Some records
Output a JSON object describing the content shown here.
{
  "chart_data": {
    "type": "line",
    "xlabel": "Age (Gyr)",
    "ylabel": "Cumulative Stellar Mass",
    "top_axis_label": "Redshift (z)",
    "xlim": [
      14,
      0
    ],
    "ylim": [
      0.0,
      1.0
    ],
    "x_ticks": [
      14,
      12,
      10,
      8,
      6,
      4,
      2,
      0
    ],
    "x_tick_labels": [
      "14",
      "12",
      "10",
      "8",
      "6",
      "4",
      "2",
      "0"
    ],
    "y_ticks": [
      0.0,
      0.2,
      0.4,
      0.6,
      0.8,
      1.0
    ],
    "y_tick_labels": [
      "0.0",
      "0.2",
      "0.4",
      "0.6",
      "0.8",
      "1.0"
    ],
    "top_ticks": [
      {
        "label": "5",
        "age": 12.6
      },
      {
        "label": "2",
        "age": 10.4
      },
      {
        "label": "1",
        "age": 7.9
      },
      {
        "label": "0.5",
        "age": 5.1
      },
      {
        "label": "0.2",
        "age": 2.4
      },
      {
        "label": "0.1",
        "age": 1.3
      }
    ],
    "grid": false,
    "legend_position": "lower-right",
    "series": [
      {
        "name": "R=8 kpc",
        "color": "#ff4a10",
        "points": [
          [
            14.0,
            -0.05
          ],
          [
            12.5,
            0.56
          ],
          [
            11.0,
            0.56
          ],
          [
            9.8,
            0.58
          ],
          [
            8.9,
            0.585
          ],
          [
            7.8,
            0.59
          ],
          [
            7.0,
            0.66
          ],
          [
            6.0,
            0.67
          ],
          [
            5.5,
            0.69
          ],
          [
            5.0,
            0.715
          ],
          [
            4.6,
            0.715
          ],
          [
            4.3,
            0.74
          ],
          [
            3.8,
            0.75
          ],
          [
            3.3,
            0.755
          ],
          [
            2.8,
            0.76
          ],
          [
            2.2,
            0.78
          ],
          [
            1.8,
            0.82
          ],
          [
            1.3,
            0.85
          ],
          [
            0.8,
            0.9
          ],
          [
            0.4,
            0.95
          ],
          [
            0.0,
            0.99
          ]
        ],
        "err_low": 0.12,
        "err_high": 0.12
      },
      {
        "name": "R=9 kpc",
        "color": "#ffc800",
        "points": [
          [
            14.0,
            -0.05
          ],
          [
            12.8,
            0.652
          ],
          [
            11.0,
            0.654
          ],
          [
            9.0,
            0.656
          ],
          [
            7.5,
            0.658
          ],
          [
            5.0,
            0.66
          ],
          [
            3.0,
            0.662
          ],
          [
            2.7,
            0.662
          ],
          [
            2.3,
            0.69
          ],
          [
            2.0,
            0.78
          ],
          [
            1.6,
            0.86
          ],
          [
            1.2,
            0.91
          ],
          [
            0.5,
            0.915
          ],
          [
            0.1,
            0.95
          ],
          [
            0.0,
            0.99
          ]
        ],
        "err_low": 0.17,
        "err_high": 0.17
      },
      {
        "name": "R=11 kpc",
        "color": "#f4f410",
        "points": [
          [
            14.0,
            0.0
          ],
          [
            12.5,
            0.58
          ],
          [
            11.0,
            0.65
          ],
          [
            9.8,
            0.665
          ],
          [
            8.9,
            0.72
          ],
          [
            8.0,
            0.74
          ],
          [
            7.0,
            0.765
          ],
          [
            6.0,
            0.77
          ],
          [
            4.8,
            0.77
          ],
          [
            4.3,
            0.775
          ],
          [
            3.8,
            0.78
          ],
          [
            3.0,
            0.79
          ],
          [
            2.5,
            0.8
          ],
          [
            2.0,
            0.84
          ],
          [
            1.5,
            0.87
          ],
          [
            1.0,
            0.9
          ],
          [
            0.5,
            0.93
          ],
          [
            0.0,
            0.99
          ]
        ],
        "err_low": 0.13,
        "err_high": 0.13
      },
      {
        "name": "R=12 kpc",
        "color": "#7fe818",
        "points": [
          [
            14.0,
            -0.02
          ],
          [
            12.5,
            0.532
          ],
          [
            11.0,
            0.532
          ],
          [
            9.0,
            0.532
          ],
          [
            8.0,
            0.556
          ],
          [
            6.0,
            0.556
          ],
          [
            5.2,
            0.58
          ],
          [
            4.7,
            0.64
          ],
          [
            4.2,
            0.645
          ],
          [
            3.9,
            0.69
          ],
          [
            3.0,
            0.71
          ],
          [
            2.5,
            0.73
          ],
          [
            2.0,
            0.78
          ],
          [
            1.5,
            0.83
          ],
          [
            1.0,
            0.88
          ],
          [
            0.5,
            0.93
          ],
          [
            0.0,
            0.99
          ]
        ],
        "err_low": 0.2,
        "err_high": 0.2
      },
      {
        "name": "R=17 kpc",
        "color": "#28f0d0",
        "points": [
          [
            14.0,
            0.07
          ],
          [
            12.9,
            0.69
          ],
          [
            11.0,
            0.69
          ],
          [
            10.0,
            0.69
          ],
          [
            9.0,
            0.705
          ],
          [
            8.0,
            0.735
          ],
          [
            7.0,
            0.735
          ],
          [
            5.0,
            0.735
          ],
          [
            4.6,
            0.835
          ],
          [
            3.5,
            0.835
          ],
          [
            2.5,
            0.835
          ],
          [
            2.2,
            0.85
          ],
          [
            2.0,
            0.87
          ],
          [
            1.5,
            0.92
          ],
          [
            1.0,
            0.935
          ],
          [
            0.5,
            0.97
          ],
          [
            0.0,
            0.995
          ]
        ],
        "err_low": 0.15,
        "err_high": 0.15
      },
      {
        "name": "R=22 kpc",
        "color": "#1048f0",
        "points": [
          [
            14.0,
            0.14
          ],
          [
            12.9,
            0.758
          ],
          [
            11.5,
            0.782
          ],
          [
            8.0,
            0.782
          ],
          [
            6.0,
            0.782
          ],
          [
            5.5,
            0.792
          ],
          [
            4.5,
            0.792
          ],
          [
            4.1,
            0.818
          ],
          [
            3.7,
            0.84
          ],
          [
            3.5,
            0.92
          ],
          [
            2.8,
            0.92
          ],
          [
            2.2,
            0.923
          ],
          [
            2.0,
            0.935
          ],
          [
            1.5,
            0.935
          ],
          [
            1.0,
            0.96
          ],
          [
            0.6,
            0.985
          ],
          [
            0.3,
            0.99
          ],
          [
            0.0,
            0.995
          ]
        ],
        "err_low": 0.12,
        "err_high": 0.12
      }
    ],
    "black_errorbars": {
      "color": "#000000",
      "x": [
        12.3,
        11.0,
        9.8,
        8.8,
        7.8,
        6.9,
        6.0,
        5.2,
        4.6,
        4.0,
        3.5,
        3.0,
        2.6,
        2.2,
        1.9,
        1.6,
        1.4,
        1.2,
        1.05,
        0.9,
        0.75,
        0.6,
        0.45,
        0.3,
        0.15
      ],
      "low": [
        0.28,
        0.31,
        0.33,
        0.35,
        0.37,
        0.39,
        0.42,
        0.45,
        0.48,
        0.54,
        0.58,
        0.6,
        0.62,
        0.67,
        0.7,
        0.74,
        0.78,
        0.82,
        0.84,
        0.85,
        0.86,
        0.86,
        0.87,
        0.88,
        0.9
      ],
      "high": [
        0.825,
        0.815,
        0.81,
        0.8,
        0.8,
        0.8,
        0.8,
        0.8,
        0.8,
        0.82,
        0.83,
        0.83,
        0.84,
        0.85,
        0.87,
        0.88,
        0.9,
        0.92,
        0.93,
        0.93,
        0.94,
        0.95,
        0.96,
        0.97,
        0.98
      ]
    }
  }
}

Set problem = Reproduce each line of the material above precisely.

Result of the exercise =
Output a JSON object describing the content shown here.
{
  "chart_data": {
    "type": "line",
    "xlabel": "Age (Gyr)",
    "ylabel": "Cumulative Stellar Mass",
    "top_axis_label": "Redshift (z)",
    "xlim": [
      14,
      0
    ],
    "ylim": [
      0.0,
      1.0
    ],
    "x_ticks": [
      14,
      12,
      10,
      8,
      6,
      4,
      2,
      0
    ],
    "x_tick_labels": [
      "14",
      "12",
      "10",
      "8",
      "6",
      "4",
      "2",
      "0"
    ],
    "y_ticks": [
      0.0,
      0.2,
      0.4,
      0.6,
      0.8,
      1.0
    ],
    "y_tick_labels": [
      "0.0",
      "0.2",
      "0.4",
      "0.6",
      "0.8",
      "1.0"
    ],
    "top_ticks": [
      {
        "label": "5",
        "age": 12.6
      },
      {
        "label": "2",
        "age": 10.4
      },
      {
        "label": "1",
        "age": 7.9
      },
      {
        "label": "0.5",
        "age": 5.1
      },
      {
        "label": "0.2",
        "age": 2.4
      },
      {
        "label": "0.1",
        "age": 1.3
      }
    ],
    "grid": false,
    "legend_position": "lower-right",
    "series": [
      {
        "name": "R=8 kpc",
        "color": "#ff4a10",
        "points": [
          [
            14.0,
            -0.05
          ],
          [
            12.5,
            0.56
          ],
          [
            11.0,
            0.56
          ],
          [
            9.8,
            0.58
          ],
          [
            8.9,
            0.585
          ],
          [
            7.8,
            0.59
          ],
          [
            7.0,
            0.66
          ],
          [
            6.0,
            0.67
          ],
          [
            5.5,
            0.69
          ],
          [
            5.0,
            0.715
          ],
          [
            4.6,
            0.715
          ],
          [
            4.3,
            0.74
          ],
          [
            3.8,
            0.75
          ],
          [
            3.3,
            0.755
          ],
          [
            2.8,
            0.76
          ],
          [
            2.2,
            0.78
          ],
          [
            1.8,
            0.82
          ],
          [
            1.3,
            0.85
          ],
          [
            0.8,
            0.9
          ],
          [
            0.4,
            0.95
          ],
          [
            0.0,
            0.99
          ]
        ],
        "err_low": 0.12,
        "err_high": 0.12
      },
      {
        "name": "R=9 kpc",
        "color": "#ffc800",
        "points": [
          [
            14.0,
            -0.05
          ],
          [
            12.8,
            0.652
          ],
          [
            11.0,
            0.654
          ],
          [
            9.0,
            0.656
          ],
          [
            7.5,
            0.658
          ],
          [
            5.0,
            0.66
          ],
          [
            3.0,
            0.662
          ],
          [
            2.7,
            0.662
          ],
          [
            2.3,
            0.69
          ],
          [
            2.0,
            0.78
          ],
          [
            1.6,
            0.86
          ],
          [
            1.2,
            0.91
          ],
          [
            0.5,
            0.915
          ],
          [
            0.1,
            0.95
          ],
          [
            0.0,
            0.99
          ]
        ],
        "err_low": 0.17,
        "err_high": 0.17
      },
      {
        "name": "R=11 kpc",
        "color": "#f4f410",
        "points": [
          [
            14.0,
            0.0
          ],
          [
            12.5,
            0.58
          ],
          [
            11.0,
            0.65
          ],
          [
            9.8,
            0.665
          ],
          [
            8.9,
            0.72
          ],
          [
            8.0,
            0.74
          ],
          [
            7.0,
            0.765
          ],
          [
            6.0,
            0.77
          ],
          [
            4.8,
            0.77
          ],
          [
            4.3,
            0.775
          ],
          [
            3.8,
            0.78
          ],
          [
            3.0,
            0.79
          ],
          [
            2.5,
            0.8
          ],
          [
            2.0,
            0.84
          ],
          [
            1.5,
            0.87
          ],
          [
            1.0,
            0.9
          ],
          [
            0.5,
            0.93
          ],
          [
            0.0,
            0.99
          ]
        ],
        "err_low": 0.13,
        "err_high": 0.13
      },
      {
        "name": "R=12 kpc",
        "color": "#7fe818",
        "points": [
          [
            14.0,
            -0.02
          ],
          [
            12.5,
            0.532
          ],
          [
            11.0,
            0.532
          ],
          [
            9.0,
            0.532
          ],
          [
            8.0,
            0.556
          ],
          [
            6.0,
            0.556
          ],
          [
            5.2,
            0.58
          ],
          [
            4.7,
            0.64
          ],
          [
            4.2,
            0.645
          ],
          [
            3.9,
            0.69
          ],
          [
            3.0,
            0.71
          ],
          [
            2.5,
            0.73
          ],
          [
            2.0,
            0.78
          ],
          [
            1.5,
            0.83
          ],
          [
            1.0,
            0.88
          ],
          [
            0.5,
            0.93
          ],
          [
            0.0,
            0.99
          ]
        ],
        "err_low": 0.2,
        "err_high": 0.2
      },
      {
        "name": "R=17 kpc",
        "color": "#28f0d0",
        "points": [
          [
            14.0,
            0.07
          ],
          [
            12.9,
            0.69
          ],
          [
            11.0,
            0.69
          ],
          [
            10.0,
            0.69
          ],
          [
            9.0,
            0.705
          ],
          [
            8.0,
            0.735
          ],
          [
            7.0,
            0.735
          ],
          [
            5.0,
            0.735
          ],
          [
            4.6,
            0.835
          ],
          [
            3.5,
            0.835
          ],
          [
            2.5,
            0.835
          ],
          [
            2.2,
            0.85
          ],
          [
            2.0,
            0.87
          ],
          [
            1.5,
            0.92
          ],
          [
            1.0,
            0.935
          ],
          [
            0.5,
            0.97
          ],
          [
            0.0,
            0.995
          ]
        ],
        "err_low": 0.15,
        "err_high": 0.15
      },
      {
        "name": "R=22 kpc",
        "color": "#1048f0",
        "points": [
          [
            14.0,
            0.14
          ],
          [
            12.9,
            0.758
          ],
          [
            11.5,
            0.782
          ],
          [
            8.0,
            0.782
          ],
          [
            6.0,
            0.782
          ],
          [
            5.5,
            0.792
          ],
          [
            4.5,
            0.792
          ],
          [
            4.1,
            0.818
          ],
          [
            3.7,
            0.84
          ],
          [
            3.5,
            0.92
          ],
          [
            2.8,
            0.92
          ],
          [
            2.2,
            0.923
          ],
          [
            2.0,
            0.935
          ],
          [
            1.5,
            0.935
          ],
          [
            1.0,
            0.96
          ],
          [
            0.6,
            0.985
          ],
          [
            0.3,
            0.99
          ],
          [
            0.0,
            0.995
          ]
        ],
        "err_low": 0.12,
        "err_high": 0.12
      }
    ],
    "black_errorbars": {
      "color": "#000000",
      "x": [
        12.3,
        11.0,
        9.8,
        8.8,
        7.8,
        6.9,
        6.0,
        5.2,
        4.6,
        4.0,
        3.5,
        3.0,
        2.6,
        2.2,
        1.9,
        1.6,
        1.4,
        1.2,
        1.05,
        0.9,
        0.75,
        0.6,
        0.45,
        0.3,
        0.15
      ],
      "low": [
        0.28,
        0.31,
        0.33,
        0.35,
        0.37,
        0.39,
        0.42,
        0.45,
        0.48,
        0.54,
        0.58,
        0.6,
        0.62,
        0.67,
        0.7,
        0.74,
        0.78,
        0.82,
        0.84,
        0.85,
        0.86,
        0.86,
        0.87,
        0.88,
        0.9
      ],
      "high": [
        0.825,
        0.815,
        0.81,
        0.8,
        0.8,
        0.8,
        0.8,
        0.8,
        0.8,
        0.82,
        0.83,
        0.83,
        0.84,
        0.85,
        0.87,
        0.88,
        0.9,
        0.92,
        0.93,
        0.93,
        0.94,
        0.95,
        0.96,
        0.97,
        0.98
      ]
    }
  }
}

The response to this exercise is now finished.